** Start Provided records **

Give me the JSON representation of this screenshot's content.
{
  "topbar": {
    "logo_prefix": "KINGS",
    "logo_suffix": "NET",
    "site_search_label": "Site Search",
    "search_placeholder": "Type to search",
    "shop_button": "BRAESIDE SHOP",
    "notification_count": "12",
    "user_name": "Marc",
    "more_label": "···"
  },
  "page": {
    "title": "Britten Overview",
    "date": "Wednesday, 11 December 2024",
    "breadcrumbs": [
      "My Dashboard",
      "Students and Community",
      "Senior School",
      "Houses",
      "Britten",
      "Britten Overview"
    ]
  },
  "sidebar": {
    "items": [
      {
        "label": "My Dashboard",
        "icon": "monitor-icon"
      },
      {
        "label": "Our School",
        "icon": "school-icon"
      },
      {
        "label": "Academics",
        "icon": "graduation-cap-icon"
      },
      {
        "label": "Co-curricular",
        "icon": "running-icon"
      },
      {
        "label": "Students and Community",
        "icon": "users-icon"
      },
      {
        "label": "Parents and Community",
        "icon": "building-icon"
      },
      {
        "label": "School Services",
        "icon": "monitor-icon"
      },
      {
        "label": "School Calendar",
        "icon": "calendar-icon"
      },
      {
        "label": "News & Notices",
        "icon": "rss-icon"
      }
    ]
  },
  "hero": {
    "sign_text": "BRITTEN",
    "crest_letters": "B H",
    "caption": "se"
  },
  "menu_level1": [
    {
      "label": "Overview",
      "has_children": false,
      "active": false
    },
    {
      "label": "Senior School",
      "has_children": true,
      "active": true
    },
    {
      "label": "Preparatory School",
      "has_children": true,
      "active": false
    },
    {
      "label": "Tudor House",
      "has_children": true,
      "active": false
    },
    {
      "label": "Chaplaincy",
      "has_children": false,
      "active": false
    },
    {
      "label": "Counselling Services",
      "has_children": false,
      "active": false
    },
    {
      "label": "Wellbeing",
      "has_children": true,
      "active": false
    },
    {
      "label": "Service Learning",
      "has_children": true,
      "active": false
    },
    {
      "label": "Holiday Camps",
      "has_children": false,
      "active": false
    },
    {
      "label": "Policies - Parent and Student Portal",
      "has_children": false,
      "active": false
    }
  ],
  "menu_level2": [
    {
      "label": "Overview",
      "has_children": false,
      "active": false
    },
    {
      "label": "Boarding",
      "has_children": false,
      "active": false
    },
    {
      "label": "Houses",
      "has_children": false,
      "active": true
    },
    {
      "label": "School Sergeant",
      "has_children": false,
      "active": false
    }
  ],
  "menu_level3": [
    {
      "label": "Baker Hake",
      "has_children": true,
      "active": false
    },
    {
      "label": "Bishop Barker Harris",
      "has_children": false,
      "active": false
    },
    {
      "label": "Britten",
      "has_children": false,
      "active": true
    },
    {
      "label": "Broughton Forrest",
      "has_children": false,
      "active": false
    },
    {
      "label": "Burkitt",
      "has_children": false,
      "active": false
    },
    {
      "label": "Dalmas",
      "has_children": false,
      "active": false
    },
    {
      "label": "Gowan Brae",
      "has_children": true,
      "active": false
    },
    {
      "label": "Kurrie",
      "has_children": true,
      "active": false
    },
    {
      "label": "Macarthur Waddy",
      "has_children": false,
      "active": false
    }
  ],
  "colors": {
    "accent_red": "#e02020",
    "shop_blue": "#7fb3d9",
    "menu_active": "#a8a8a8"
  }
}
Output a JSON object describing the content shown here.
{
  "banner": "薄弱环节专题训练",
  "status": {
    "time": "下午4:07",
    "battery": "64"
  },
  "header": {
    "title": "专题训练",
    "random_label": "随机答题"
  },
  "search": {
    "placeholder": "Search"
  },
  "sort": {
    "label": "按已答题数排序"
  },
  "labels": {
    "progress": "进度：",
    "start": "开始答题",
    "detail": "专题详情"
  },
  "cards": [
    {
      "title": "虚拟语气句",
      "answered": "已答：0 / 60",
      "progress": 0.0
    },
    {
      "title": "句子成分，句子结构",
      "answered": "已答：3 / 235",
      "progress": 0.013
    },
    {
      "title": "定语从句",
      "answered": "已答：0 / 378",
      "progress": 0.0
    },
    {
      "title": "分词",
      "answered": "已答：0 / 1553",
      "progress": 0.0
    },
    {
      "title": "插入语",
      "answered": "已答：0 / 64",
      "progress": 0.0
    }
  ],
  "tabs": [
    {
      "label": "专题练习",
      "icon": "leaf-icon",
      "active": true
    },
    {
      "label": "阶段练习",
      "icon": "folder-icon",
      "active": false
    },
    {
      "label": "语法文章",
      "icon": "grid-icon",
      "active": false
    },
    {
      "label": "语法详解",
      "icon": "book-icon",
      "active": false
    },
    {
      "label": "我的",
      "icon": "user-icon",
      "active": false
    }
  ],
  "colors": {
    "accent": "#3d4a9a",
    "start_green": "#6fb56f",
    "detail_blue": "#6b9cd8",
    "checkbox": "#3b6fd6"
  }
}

** End Provided records **

What this task involves:
Extract the listing in its entirety and repeat it exactly.

Correct response:
Give me the JSON representation of this screenshot's content.
{
  "topbar": {
    "logo_prefix": "KINGS",
    "logo_suffix": "NET",
    "site_search_label": "Site Search",
    "search_placeholder": "Type to search",
    "shop_button": "BRAESIDE SHOP",
    "notification_count": "12",
    "user_name": "Marc",
    "more_label": "···"
  },
  "page": {
    "title": "Britten Overview",
    "date": "Wednesday, 11 December 2024",
    "breadcrumbs": [
      "My Dashboard",
      "Students and Community",
      "Senior School",
      "Houses",
      "Britten",
      "Britten Overview"
    ]
  },
  "sidebar": {
    "items": [
      {
        "label": "My Dashboard",
        "icon": "monitor-icon"
      },
      {
        "label": "Our School",
        "icon": "school-icon"
      },
      {
        "label": "Academics",
        "icon": "graduation-cap-icon"
      },
      {
        "label": "Co-curricular",
        "icon": "running-icon"
      },
      {
        "label": "Students and Community",
        "icon": "users-icon"
      },
      {
        "label": "Parents and Community",
        "icon": "building-icon"
      },
      {
        "label": "School Services",
        "icon": "monitor-icon"
      },
      {
        "label": "School Calendar",
        "icon": "calendar-icon"
      },
      {
        "label": "News & Notices",
        "icon": "rss-icon"
      }
    ]
  },
  "hero": {
    "sign_text": "BRITTEN",
    "crest_letters": "B H",
    "caption": "se"
  },
  "menu_level1": [
    {
      "label": "Overview",
      "has_children": false,
      "active": false
    },
    {
      "label": "Senior School",
      "has_children": true,
      "active": true
    },
    {
      "label": "Preparatory School",
      "has_children": true,
      "active": false
    },
    {
      "label": "Tudor House",
      "has_children": true,
      "active": false
    },
    {
      "label": "Chaplaincy",
      "has_children": false,
      "active": false
    },
    {
      "label": "Counselling Services",
      "has_children": false,
      "active": false
    },
    {
      "label": "Wellbeing",
      "has_children": true,
      "active": false
    },
    {
      "label": "Service Learning",
      "has_children": true,
      "active": false
    },
    {
      "label": "Holiday Camps",
      "has_children": false,
      "active": false
    },
    {
      "label": "Policies - Parent and Student Portal",
      "has_children": false,
      "active": false
    }
  ],
  "menu_level2": [
    {
      "label": "Overview",
      "has_children": false,
      "active": false
    },
    {
      "label": "Boarding",
      "has_children": false,
      "active": false
    },
    {
      "label": "Houses",
      "has_children": false,
      "active": true
    },
    {
      "label": "School Sergeant",
      "has_children": false,
      "active": false
    }
  ],
  "menu_level3": [
    {
      "label": "Baker Hake",
      "has_children": true,
      "active": false
    },
    {
      "label": "Bishop Barker Harris",
      "has_children": false,
      "active": false
    },
    {
      "label": "Britten",
      "has_children": false,
      "active": true
    },
    {
      "label": "Broughton Forrest",
      "has_children": false,
      "active": false
    },
    {
      "label": "Burkitt",
      "has_children": false,
      "active": false
    },
    {
      "label": "Dalmas",
      "has_children": false,
      "active": false
    },
    {
      "label": "Gowan Brae",
      "has_children": true,
      "active": false
    },
    {
      "label": "Kurrie",
      "has_children": true,
      "active": false
    },
    {
      "label": "Macarthur Waddy",
      "has_children": false,
      "active": false
    }
  ],
  "colors": {
    "accent_red": "#e02020",
    "shop_blue": "#7fb3d9",
    "menu_active": "#a8a8a8"
  }
}
Output a JSON object describing the content shown here.
{
  "banner": "薄弱环节专题训练",
  "status": {
    "time": "下午4:07",
    "battery": "64"
  },
  "header": {
    "title": "专题训练",
    "random_label": "随机答题"
  },
  "search": {
    "placeholder": "Search"
  },
  "sort": {
    "label": "按已答题数排序"
  },
  "labels": {
    "progress": "进度：",
    "start": "开始答题",
    "detail": "专题详情"
  },
  "cards": [
    {
      "title": "虚拟语气句",
      "answered": "已答：0 / 60",
      "progress": 0.0
    },
    {
      "title": "句子成分，句子结构",
      "answered": "已答：3 / 235",
      "progress": 0.013
    },
    {
      "title": "定语从句",
      "answered": "已答：0 / 378",
      "progress": 0.0
    },
    {
      "title": "分词",
      "answered": "已答：0 / 1553",
      "progress": 0.0
    },
    {
      "title": "插入语",
      "answered": "已答：0 / 64",
      "progress": 0.0
    }
  ],
  "tabs": [
    {
      "label": "专题练习",
      "icon": "leaf-icon",
      "active": true
    },
    {
      "label": "阶段练习",
      "icon": "folder-icon",
      "active": false
    },
    {
      "label": "语法文章",
      "icon": "grid-icon",
      "active": false
    },
    {
      "label": "语法详解",
      "icon": "book-icon",
      "active": false
    },
    {
      "label": "我的",
      "icon": "user-icon",
      "active": false
    }
  ],
  "colors": {
    "accent": "#3d4a9a",
    "start_green": "#6fb56f",
    "detail_blue": "#6b9cd8",
    "checkbox": "#3b6fd6"
  }
}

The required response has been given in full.